━━━━━ DATASET EXCERPTS ━━━━━
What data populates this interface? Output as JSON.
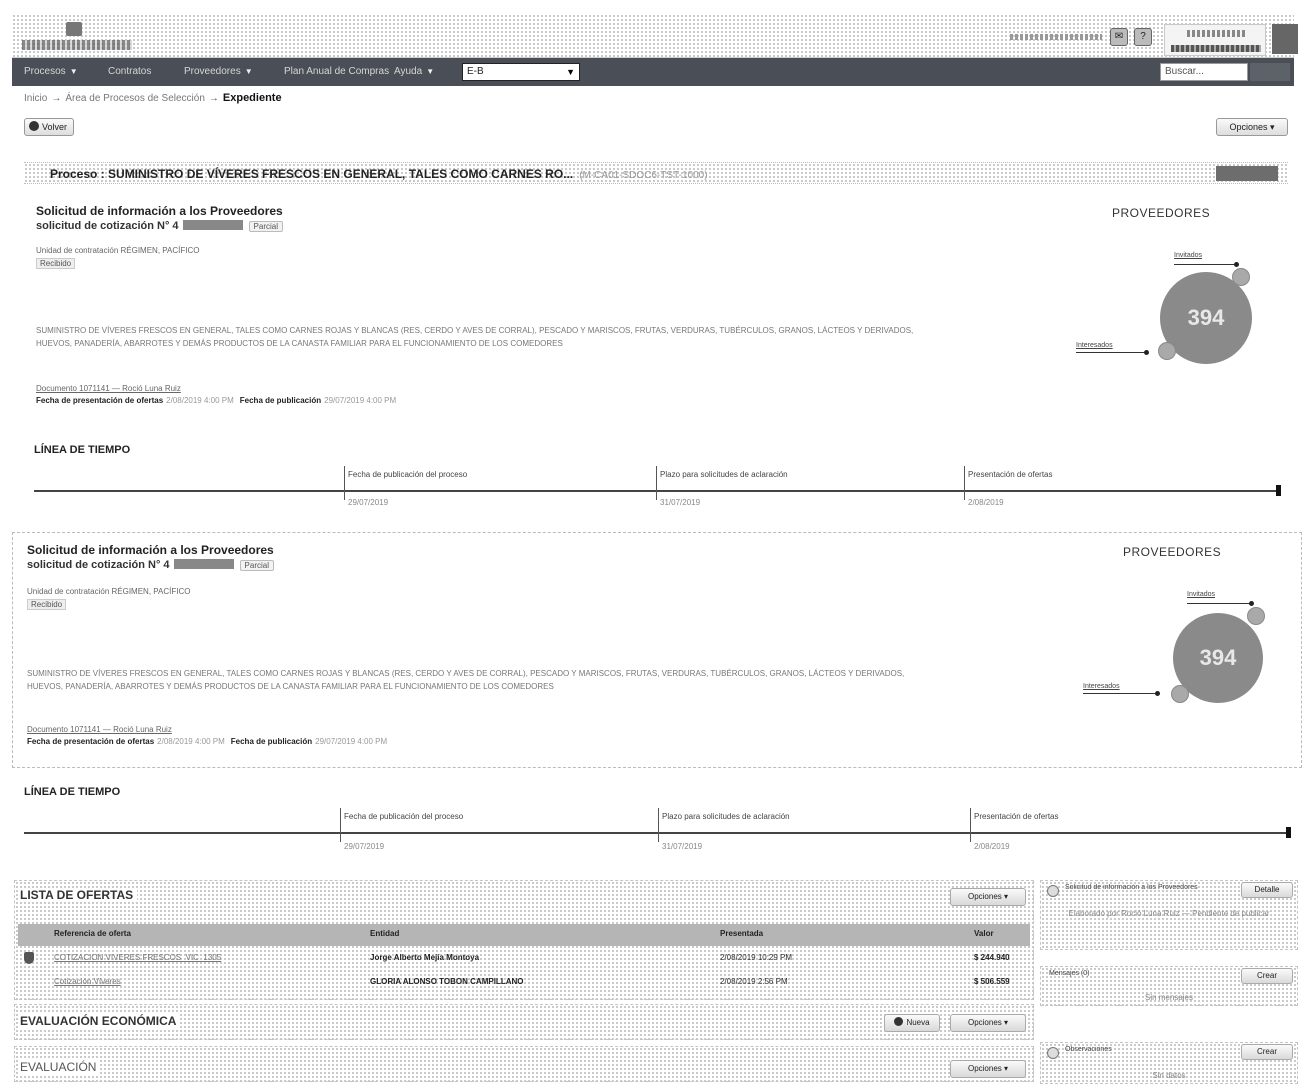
{
  "nav": {
    "items": [
      {
        "label": "Procesos",
        "caret": "▼"
      },
      {
        "label": "Contratos",
        "caret": ""
      },
      {
        "label": "Proveedores",
        "caret": "▼"
      },
      {
        "label": "Plan Anual de Compras",
        "caret": ""
      },
      {
        "label": "Ayuda",
        "caret": "▼"
      }
    ],
    "select_value": "E-B",
    "search_placeholder": "Buscar..."
  },
  "breadcrumb": {
    "items": [
      "Inicio",
      "Área de Procesos de Selección"
    ],
    "current": "Expediente"
  },
  "toolbar": {
    "back_label": "Volver",
    "options_label": "Opciones ▾"
  },
  "process": {
    "title": "Proceso : SUMINISTRO DE VÍVERES FRESCOS EN GENERAL, TALES COMO CARNES RO...",
    "code": "(M-CA01-SDOC6-TST-1000)"
  },
  "solicitud": {
    "title": "Solicitud de información a los Proveedores",
    "subtitle": "solicitud de cotización N° 4",
    "status": "Parcial",
    "unit": "Unidad de contratación RÉGIMEN, PACÍFICO",
    "unit_tag": "Recibido",
    "description": "SUMINISTRO DE VÍVERES FRESCOS EN GENERAL, TALES COMO CARNES ROJAS Y BLANCAS (RES, CERDO Y AVES DE CORRAL), PESCADO Y MARISCOS, FRUTAS, VERDURAS, TUBÉRCULOS, GRANOS, LÁCTEOS Y DERIVADOS, HUEVOS, PANADERÍA, ABARROTES Y DEMÁS PRODUCTOS DE LA CANASTA FAMILIAR PARA EL FUNCIONAMIENTO DE LOS COMEDORES",
    "contact": "Documento 1071141 — Roció Luna Ruiz",
    "date_offers_label": "Fecha de presentación de ofertas",
    "date_offers_value": "2/08/2019 4:00 PM",
    "date_pub_label": "Fecha de publicación",
    "date_pub_value": "29/07/2019 4:00 PM"
  },
  "providers": {
    "title": "PROVEEDORES",
    "count": "394",
    "invited_label": "Invitados",
    "interested_label": "Interesados"
  },
  "timeline": {
    "heading": "LÍNEA DE TIEMPO",
    "events": [
      {
        "label": "Fecha de publicación del proceso",
        "date": "29/07/2019"
      },
      {
        "label": "Plazo para solicitudes de aclaración",
        "date": "31/07/2019"
      },
      {
        "label": "Presentación de ofertas",
        "date": "2/08/2019"
      }
    ]
  },
  "offers": {
    "title": "LISTA DE OFERTAS",
    "options_label": "Opciones ▾",
    "columns": [
      "Referencia de oferta",
      "Entidad",
      "Presentada",
      "Valor"
    ],
    "rows": [
      {
        "ref": "COTIZACION VIVERES FRESCOS_VIC_1305",
        "entity": "Jorge Alberto Mejía Montoya",
        "date": "2/08/2019 10:29 PM",
        "value": "$ 244.940"
      },
      {
        "ref": "Cotización Víveres",
        "entity": "GLORIA ALONSO TOBON CAMPILLANO",
        "date": "2/08/2019 2:56 PM",
        "value": "$ 506.559"
      }
    ]
  },
  "evaluation": {
    "title": "EVALUACIÓN ECONÓMICA",
    "btn_label": "Nueva",
    "options_label": "Opciones ▾"
  },
  "evaluation2": {
    "title": "EVALUACIÓN",
    "options_label": "Opciones ▾"
  },
  "side": {
    "card1_title": "Solicitud de información a los Proveedores",
    "card1_btn": "Detalle",
    "card1_text": "Elaborado por Roció Luna Ruiz — Pendiente de publicar",
    "card2_title": "Mensajes (0)",
    "card2_btn": "Crear",
    "card2_text": "Sin mensajes",
    "card3_title": "Observaciones",
    "card3_btn": "Crear",
    "card3_text": "Sin datos"
  },
  "colors": {
    "navbar": "#4a4f57",
    "circle": "#8a8a8a",
    "table_header": "#b5b5b5"
  }
}
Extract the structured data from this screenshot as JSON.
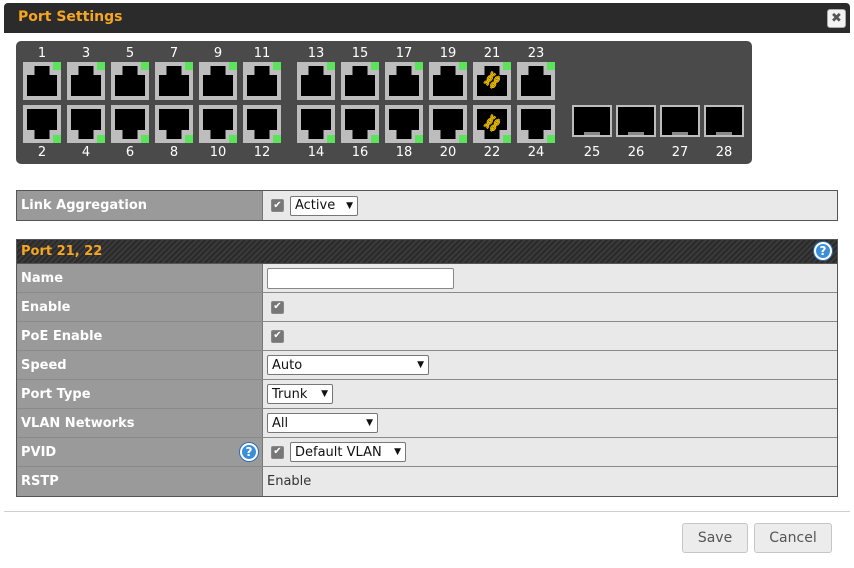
{
  "window": {
    "title": "Port Settings",
    "close_glyph": "✖"
  },
  "ports": {
    "top_numbers": [
      "1",
      "3",
      "5",
      "7",
      "9",
      "11",
      "13",
      "15",
      "17",
      "19",
      "21",
      "23"
    ],
    "bottom_numbers": [
      "2",
      "4",
      "6",
      "8",
      "10",
      "12",
      "14",
      "16",
      "18",
      "20",
      "22",
      "24"
    ],
    "sfp_numbers": [
      "25",
      "26",
      "27",
      "28"
    ],
    "selected": [
      "21",
      "22"
    ],
    "link_icon": "chain-link-icon",
    "led_color": "#5be35b"
  },
  "link_aggregation": {
    "label": "Link Aggregation",
    "checked": true,
    "mode": "Active"
  },
  "section": {
    "title": "Port 21, 22",
    "help_glyph": "?"
  },
  "fields": {
    "name": {
      "label": "Name",
      "value": ""
    },
    "enable": {
      "label": "Enable",
      "checked": true
    },
    "poe": {
      "label": "PoE Enable",
      "checked": true
    },
    "speed": {
      "label": "Speed",
      "value": "Auto"
    },
    "port_type": {
      "label": "Port Type",
      "value": "Trunk"
    },
    "vlan_networks": {
      "label": "VLAN Networks",
      "value": "All"
    },
    "pvid": {
      "label": "PVID",
      "checked": true,
      "value": "Default VLAN"
    },
    "rstp": {
      "label": "RSTP",
      "value": "Enable"
    }
  },
  "buttons": {
    "save": "Save",
    "cancel": "Cancel"
  },
  "colors": {
    "accent": "#f5a623",
    "label_bg": "#9a9a9a",
    "value_bg": "#e9e9e9"
  }
}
━━━━━
• _TASK OBJECTIVE_
List every line above that contains the word "SUMINISTRO".

• _RESPONSE_
    "title": "Proceso : SUMINISTRO DE VÍVERES FRESCOS EN GENERAL, TALES COMO CARNES RO...",
    "description": "SUMINISTRO DE VÍVERES FRESCOS EN GENERAL, TALES COMO CARNES ROJAS Y BLANCAS (RES, CERDO Y AVES DE CORRAL), PESCADO Y MARISCOS, FRUTAS, VERDURAS, TUBÉRCULOS, GRANOS, LÁCTEOS Y DERIVADOS, HUEVOS, PANADERÍA, ABARROTES Y DEMÁS PRODUCTOS DE LA CANASTA FAMILIAR PARA EL FUNCIONAMIENTO DE LOS COMEDORES",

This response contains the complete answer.